* START *

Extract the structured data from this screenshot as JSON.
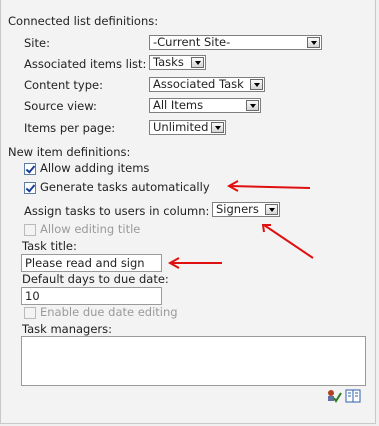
{
  "connected": {
    "heading": "Connected list definitions:",
    "site_label": "Site:",
    "site_value": "-Current Site-",
    "list_label": "Associated items list:",
    "list_value": "Tasks",
    "content_type_label": "Content type:",
    "content_type_value": "Associated Task",
    "source_view_label": "Source view:",
    "source_view_value": "All Items",
    "items_per_page_label": "Items per page:",
    "items_per_page_value": "Unlimited"
  },
  "new_item": {
    "heading": "New item definitions:",
    "allow_adding_label": "Allow adding items",
    "allow_adding_checked": true,
    "generate_tasks_label": "Generate tasks automatically",
    "generate_tasks_checked": true,
    "assign_label": "Assign tasks to users in column:",
    "assign_value": "Signers",
    "allow_editing_label": "Allow editing title",
    "task_title_label": "Task title:",
    "task_title_value": "Please read and sign",
    "days_label": "Default days to due date:",
    "days_value": "10",
    "enable_due_label": "Enable due date editing",
    "task_managers_label": "Task managers:",
    "task_managers_value": ""
  },
  "colors": {
    "annotation_arrow": "#e01010"
  },
  "icons": [
    "check-names-icon",
    "address-book-icon"
  ]
}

* END *

CHALLENGE: Going through the records above, state how many lines carry "definitions", with no other text.

SOLUTION TO THE PROBLEM: 2